• **Instructions for the task**
Keep only the lines that hold the string "会计制度或者财务", filtering out the rest of the entries below.

• **Recorded data**
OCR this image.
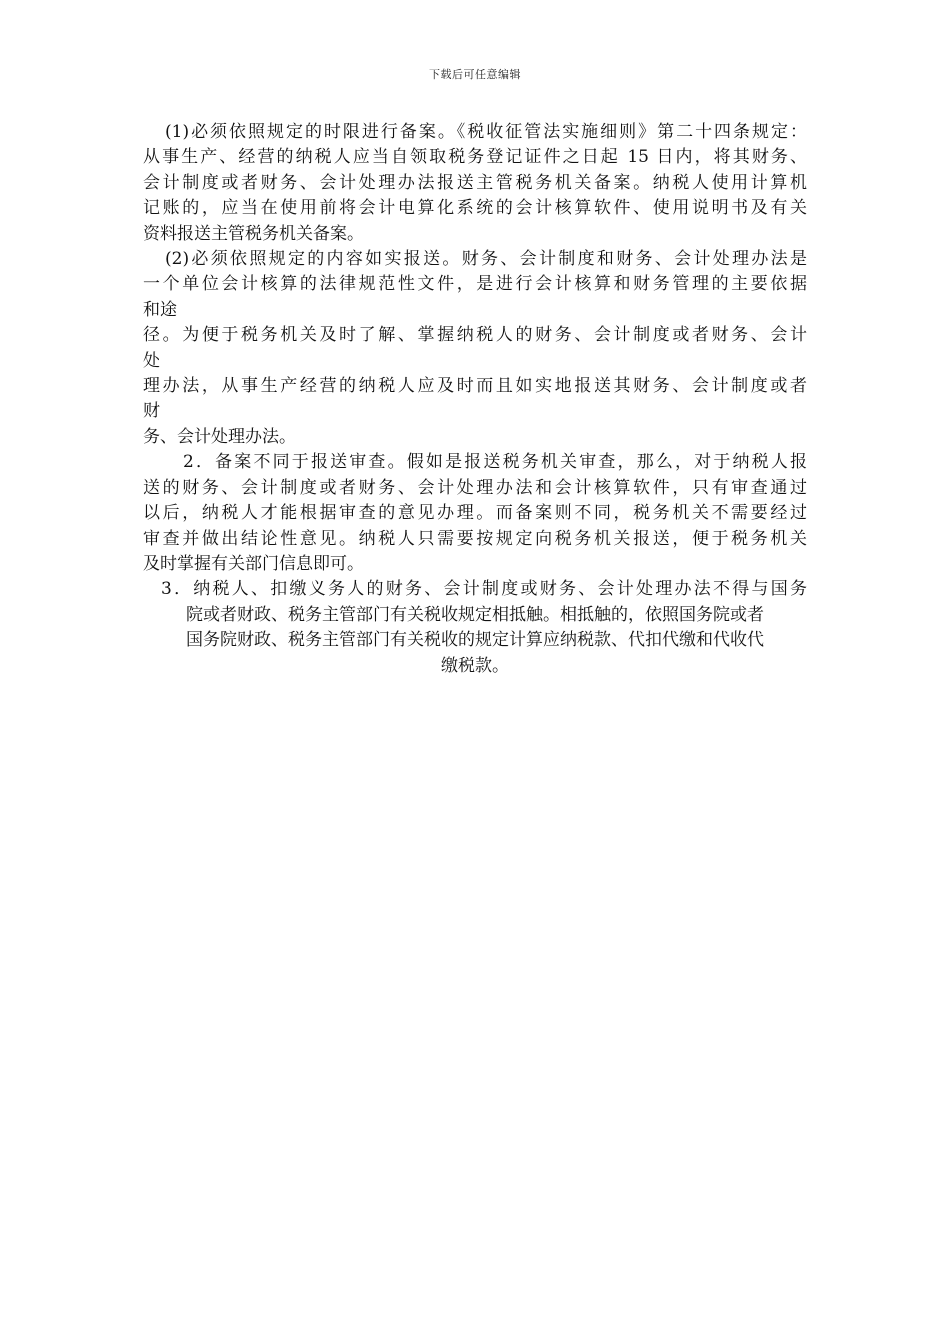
下载后可任意编辑
(1)必须依照规定的时限进行备案。《税收征管法实施细则》第二十四条规定：
从事生产、经营的纳税人应当自领取税务登记证件之日起 15 日内，将其财务、
会计制度或者财务、会计处理办法报送主管税务机关备案。纳税人使用计算机
记账的，应当在使用前将会计电算化系统的会计核算软件、使用说明书及有关
资料报送主管税务机关备案。
(2)必须依照规定的内容如实报送。财务、会计制度和财务、会计处理办法是
一个单位会计核算的法律规范性文件，是进行会计核算和财务管理的主要依据
和途
径。为便于税务机关及时了解、掌握纳税人的财务、会计制度或者财务、会计
处
理办法，从事生产经营的纳税人应及时而且如实地报送其财务、会计制度或者
财
务、会计处理办法。
2．备案不同于报送审查。假如是报送税务机关审查，那么，对于纳税人报
送的财务、会计制度或者财务、会计处理办法和会计核算软件，只有审查通过
以后，纳税人才能根据审查的意见办理。而备案则不同，税务机关不需要经过
审查并做出结论性意见。纳税人只需要按规定向税务机关报送，便于税务机关
及时掌握有关部门信息即可。
3．纳税人、扣缴义务人的财务、会计制度或财务、会计处理办法不得与国务
院或者财政、税务主管部门有关税收规定相抵触。相抵触的，依照国务院或者
国务院财政、税务主管部门有关税收的规定计算应纳税款、代扣代缴和代收代
缴税款。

• **Completed exercise**
会计制度或者财务、会计处理办法报送主管税务机关备案。纳税人使用计算机
径。为便于税务机关及时了解、掌握纳税人的财务、会计制度或者财务、会计
送的财务、会计制度或者财务、会计处理办法和会计核算软件，只有审查通过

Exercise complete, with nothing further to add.